TASK TO COMPLETE: Do not include the pictures; repeat the rest of the data exactly.

ENTRIES SUPPLIED:
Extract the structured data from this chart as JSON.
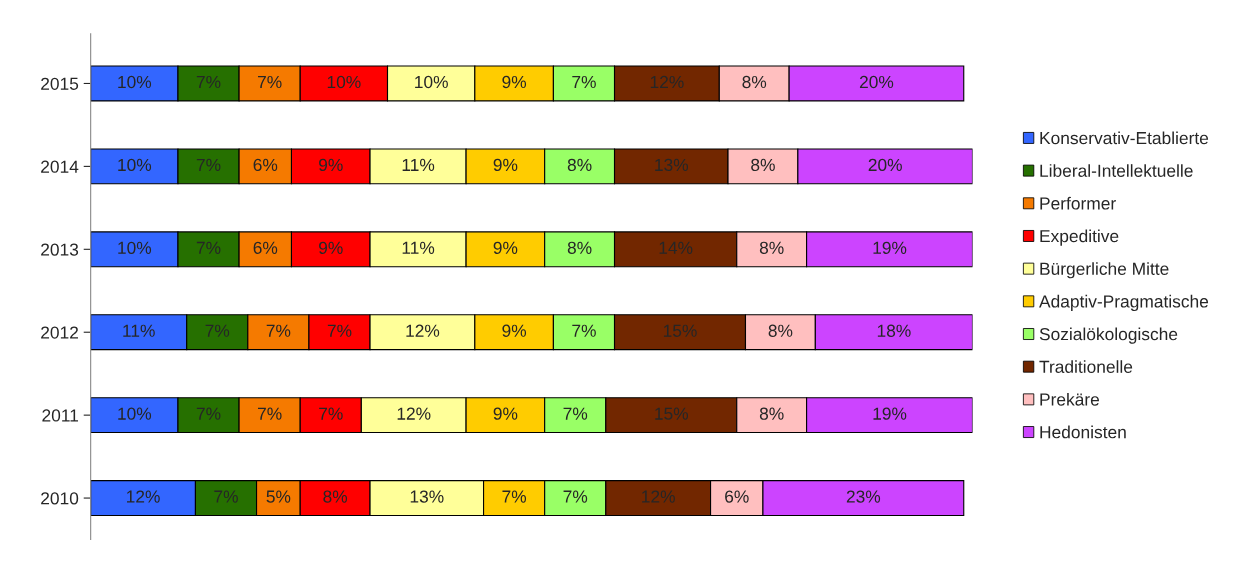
{
  "chart_data": {
    "type": "bar",
    "orientation": "horizontal",
    "stacked": true,
    "legend": "right",
    "grid": false,
    "tick_labels": "y",
    "categories": [
      "2015",
      "2014",
      "2013",
      "2012",
      "2011",
      "2010"
    ],
    "series": [
      {
        "name": "Konservativ-Etablierte",
        "color": "#3366ff",
        "values": [
          10,
          10,
          10,
          11,
          10,
          12
        ],
        "value_labels": [
          "10%",
          "10%",
          "10%",
          "11%",
          "10%",
          "12%"
        ]
      },
      {
        "name": "Liberal-Intellektuelle",
        "color": "#267000",
        "values": [
          7,
          7,
          7,
          7,
          7,
          7
        ],
        "value_labels": [
          "7%",
          "7%",
          "7%",
          "7%",
          "7%",
          "7%"
        ]
      },
      {
        "name": "Performer",
        "color": "#f57a00",
        "values": [
          7,
          6,
          6,
          7,
          7,
          5
        ],
        "value_labels": [
          "7%",
          "6%",
          "6%",
          "7%",
          "7%",
          "5%"
        ]
      },
      {
        "name": "Expeditive",
        "color": "#ff0000",
        "values": [
          10,
          9,
          9,
          7,
          7,
          8
        ],
        "value_labels": [
          "10%",
          "9%",
          "9%",
          "7%",
          "7%",
          "8%"
        ]
      },
      {
        "name": "Bürgerliche Mitte",
        "color": "#ffff99",
        "values": [
          10,
          11,
          11,
          12,
          12,
          13
        ],
        "value_labels": [
          "10%",
          "11%",
          "11%",
          "12%",
          "12%",
          "13%"
        ]
      },
      {
        "name": "Adaptiv-Pragmatische",
        "color": "#ffcc00",
        "values": [
          9,
          9,
          9,
          9,
          9,
          7
        ],
        "value_labels": [
          "9%",
          "9%",
          "9%",
          "9%",
          "9%",
          "7%"
        ]
      },
      {
        "name": "Sozialökologische",
        "color": "#99ff66",
        "values": [
          7,
          8,
          8,
          7,
          7,
          7
        ],
        "value_labels": [
          "7%",
          "8%",
          "8%",
          "7%",
          "7%",
          "7%"
        ]
      },
      {
        "name": "Traditionelle",
        "color": "#722700",
        "values": [
          12,
          13,
          14,
          15,
          15,
          12
        ],
        "value_labels": [
          "12%",
          "13%",
          "14%",
          "15%",
          "15%",
          "12%"
        ]
      },
      {
        "name": "Prekäre",
        "color": "#ffbfbf",
        "values": [
          8,
          8,
          8,
          8,
          8,
          6
        ],
        "value_labels": [
          "8%",
          "8%",
          "8%",
          "8%",
          "8%",
          "6%"
        ]
      },
      {
        "name": "Hedonisten",
        "color": "#cc44ff",
        "values": [
          20,
          20,
          19,
          18,
          19,
          23
        ],
        "value_labels": [
          "20%",
          "20%",
          "19%",
          "18%",
          "19%",
          "23%"
        ]
      }
    ]
  }
}
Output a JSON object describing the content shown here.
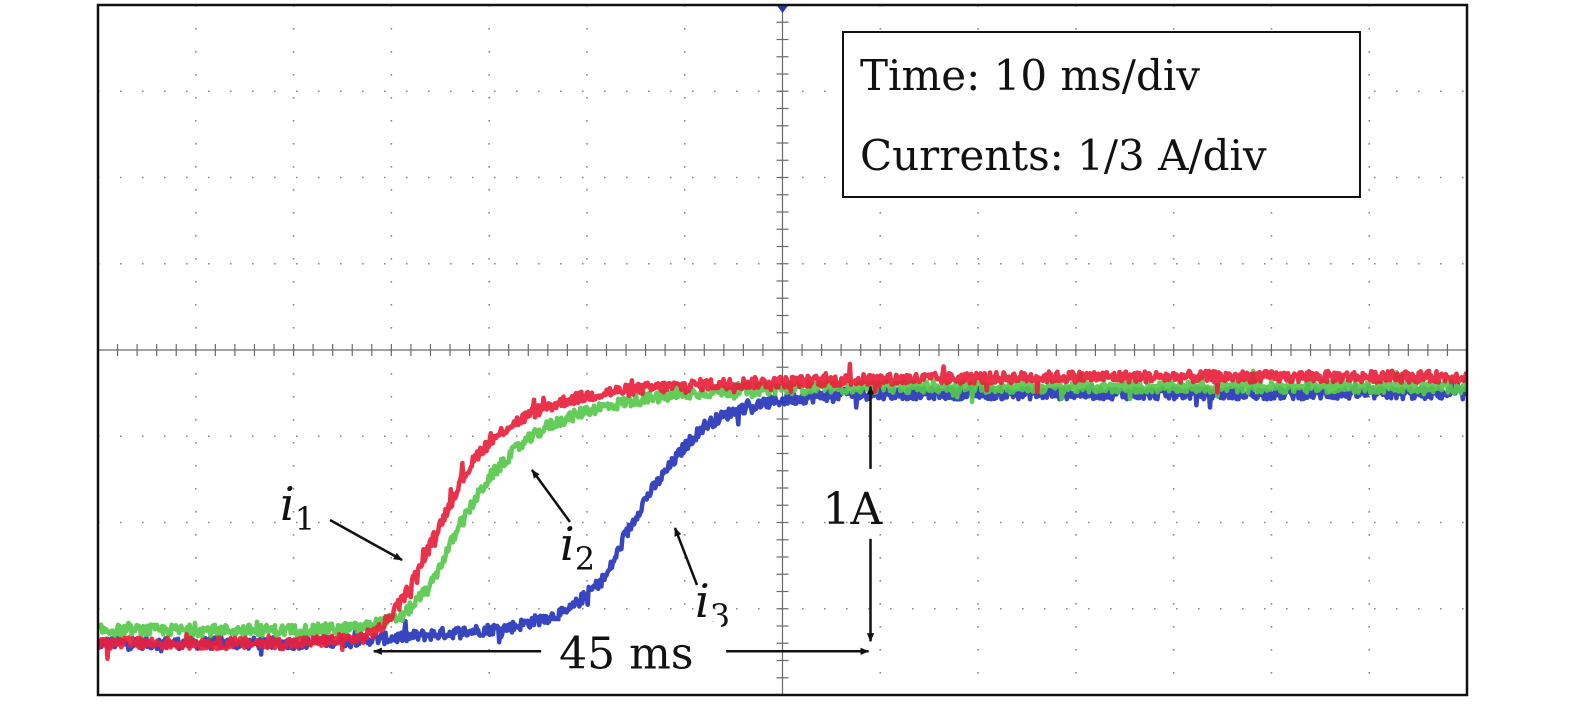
{
  "chart_data": {
    "type": "line",
    "title": "",
    "xlabel": "",
    "ylabel": "",
    "grid": true,
    "grid_divisions": {
      "x": 14,
      "y": 8
    },
    "scale": {
      "time_label": "Time: 10 ms/div",
      "current_label": "Currents: 1/3 A/div",
      "time_per_div_ms": 10,
      "current_per_div_A": 0.3333
    },
    "xlim": [
      0,
      140
    ],
    "ylim": [
      -0.2,
      2.4667
    ],
    "x_unit": "ms",
    "y_unit": "A",
    "series": [
      {
        "name": "i",
        "subscript": "1",
        "color": "#e8213c",
        "x": [
          0,
          20,
          27,
          29,
          31,
          33,
          35,
          37,
          39,
          42,
          45,
          48,
          52,
          56,
          62,
          70,
          80,
          100,
          140
        ],
        "y": [
          0.0,
          0.0,
          0.02,
          0.06,
          0.16,
          0.3,
          0.46,
          0.62,
          0.74,
          0.84,
          0.9,
          0.94,
          0.97,
          0.985,
          1.0,
          1.01,
          1.02,
          1.03,
          1.03
        ]
      },
      {
        "name": "i",
        "subscript": "2",
        "color": "#57c84a",
        "x": [
          0,
          20,
          27,
          31,
          34,
          36,
          38,
          40,
          43,
          46,
          50,
          55,
          62,
          70,
          80,
          100,
          140
        ],
        "y": [
          0.05,
          0.05,
          0.06,
          0.1,
          0.22,
          0.38,
          0.52,
          0.64,
          0.76,
          0.84,
          0.9,
          0.94,
          0.97,
          0.985,
          0.99,
          0.99,
          0.99
        ]
      },
      {
        "name": "i",
        "subscript": "3",
        "color": "#2636b8",
        "x": [
          0,
          20,
          30,
          42,
          48,
          52,
          54,
          56,
          58,
          60,
          62,
          64,
          66,
          70,
          75,
          80,
          100,
          140
        ],
        "y": [
          0.0,
          0.0,
          0.02,
          0.06,
          0.12,
          0.26,
          0.42,
          0.56,
          0.66,
          0.76,
          0.84,
          0.88,
          0.91,
          0.94,
          0.96,
          0.965,
          0.965,
          0.965
        ]
      }
    ],
    "annotations": [
      {
        "text": "1A",
        "type": "vertical-dimension",
        "x": 79,
        "y_from": 0.0,
        "y_to": 1.0
      },
      {
        "text": "45 ms",
        "type": "horizontal-dimension",
        "y": 0.0,
        "x_from": 28,
        "x_to": 79
      }
    ]
  }
}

CORRECT RESULT:
Extract the structured data from this chart as JSON.
{
  "chart_data": {
    "type": "bar",
    "orientation": "horizontal",
    "stacked": true,
    "legend": "right",
    "grid": false,
    "tick_labels": "y",
    "categories": [
      "2015",
      "2014",
      "2013",
      "2012",
      "2011",
      "2010"
    ],
    "series": [
      {
        "name": "Konservativ-Etablierte",
        "color": "#3366ff",
        "values": [
          10,
          10,
          10,
          11,
          10,
          12
        ],
        "value_labels": [
          "10%",
          "10%",
          "10%",
          "11%",
          "10%",
          "12%"
        ]
      },
      {
        "name": "Liberal-Intellektuelle",
        "color": "#267000",
        "values": [
          7,
          7,
          7,
          7,
          7,
          7
        ],
        "value_labels": [
          "7%",
          "7%",
          "7%",
          "7%",
          "7%",
          "7%"
        ]
      },
      {
        "name": "Performer",
        "color": "#f57a00",
        "values": [
          7,
          6,
          6,
          7,
          7,
          5
        ],
        "value_labels": [
          "7%",
          "6%",
          "6%",
          "7%",
          "7%",
          "5%"
        ]
      },
      {
        "name": "Expeditive",
        "color": "#ff0000",
        "values": [
          10,
          9,
          9,
          7,
          7,
          8
        ],
        "value_labels": [
          "10%",
          "9%",
          "9%",
          "7%",
          "7%",
          "8%"
        ]
      },
      {
        "name": "Bürgerliche Mitte",
        "color": "#ffff99",
        "values": [
          10,
          11,
          11,
          12,
          12,
          13
        ],
        "value_labels": [
          "10%",
          "11%",
          "11%",
          "12%",
          "12%",
          "13%"
        ]
      },
      {
        "name": "Adaptiv-Pragmatische",
        "color": "#ffcc00",
        "values": [
          9,
          9,
          9,
          9,
          9,
          7
        ],
        "value_labels": [
          "9%",
          "9%",
          "9%",
          "9%",
          "9%",
          "7%"
        ]
      },
      {
        "name": "Sozialökologische",
        "color": "#99ff66",
        "values": [
          7,
          8,
          8,
          7,
          7,
          7
        ],
        "value_labels": [
          "7%",
          "8%",
          "8%",
          "7%",
          "7%",
          "7%"
        ]
      },
      {
        "name": "Traditionelle",
        "color": "#722700",
        "values": [
          12,
          13,
          14,
          15,
          15,
          12
        ],
        "value_labels": [
          "12%",
          "13%",
          "14%",
          "15%",
          "15%",
          "12%"
        ]
      },
      {
        "name": "Prekäre",
        "color": "#ffbfbf",
        "values": [
          8,
          8,
          8,
          8,
          8,
          6
        ],
        "value_labels": [
          "8%",
          "8%",
          "8%",
          "8%",
          "8%",
          "6%"
        ]
      },
      {
        "name": "Hedonisten",
        "color": "#cc44ff",
        "values": [
          20,
          20,
          19,
          18,
          19,
          23
        ],
        "value_labels": [
          "20%",
          "20%",
          "19%",
          "18%",
          "19%",
          "23%"
        ]
      }
    ]
  }
}
Output a JSON object describing the content shown here.
{
  "chart_data": {
    "type": "line",
    "title": "",
    "xlabel": "",
    "ylabel": "",
    "grid": true,
    "grid_divisions": {
      "x": 14,
      "y": 8
    },
    "scale": {
      "time_label": "Time: 10 ms/div",
      "current_label": "Currents: 1/3 A/div",
      "time_per_div_ms": 10,
      "current_per_div_A": 0.3333
    },
    "xlim": [
      0,
      140
    ],
    "ylim": [
      -0.2,
      2.4667
    ],
    "x_unit": "ms",
    "y_unit": "A",
    "series": [
      {
        "name": "i",
        "subscript": "1",
        "color": "#e8213c",
        "x": [
          0,
          20,
          27,
          29,
          31,
          33,
          35,
          37,
          39,
          42,
          45,
          48,
          52,
          56,
          62,
          70,
          80,
          100,
          140
        ],
        "y": [
          0.0,
          0.0,
          0.02,
          0.06,
          0.16,
          0.3,
          0.46,
          0.62,
          0.74,
          0.84,
          0.9,
          0.94,
          0.97,
          0.985,
          1.0,
          1.01,
          1.02,
          1.03,
          1.03
        ]
      },
      {
        "name": "i",
        "subscript": "2",
        "color": "#57c84a",
        "x": [
          0,
          20,
          27,
          31,
          34,
          36,
          38,
          40,
          43,
          46,
          50,
          55,
          62,
          70,
          80,
          100,
          140
        ],
        "y": [
          0.05,
          0.05,
          0.06,
          0.1,
          0.22,
          0.38,
          0.52,
          0.64,
          0.76,
          0.84,
          0.9,
          0.94,
          0.97,
          0.985,
          0.99,
          0.99,
          0.99
        ]
      },
      {
        "name": "i",
        "subscript": "3",
        "color": "#2636b8",
        "x": [
          0,
          20,
          30,
          42,
          48,
          52,
          54,
          56,
          58,
          60,
          62,
          64,
          66,
          70,
          75,
          80,
          100,
          140
        ],
        "y": [
          0.0,
          0.0,
          0.02,
          0.06,
          0.12,
          0.26,
          0.42,
          0.56,
          0.66,
          0.76,
          0.84,
          0.88,
          0.91,
          0.94,
          0.96,
          0.965,
          0.965,
          0.965
        ]
      }
    ],
    "annotations": [
      {
        "text": "1A",
        "type": "vertical-dimension",
        "x": 79,
        "y_from": 0.0,
        "y_to": 1.0
      },
      {
        "text": "45 ms",
        "type": "horizontal-dimension",
        "y": 0.0,
        "x_from": 28,
        "x_to": 79
      }
    ]
  }
}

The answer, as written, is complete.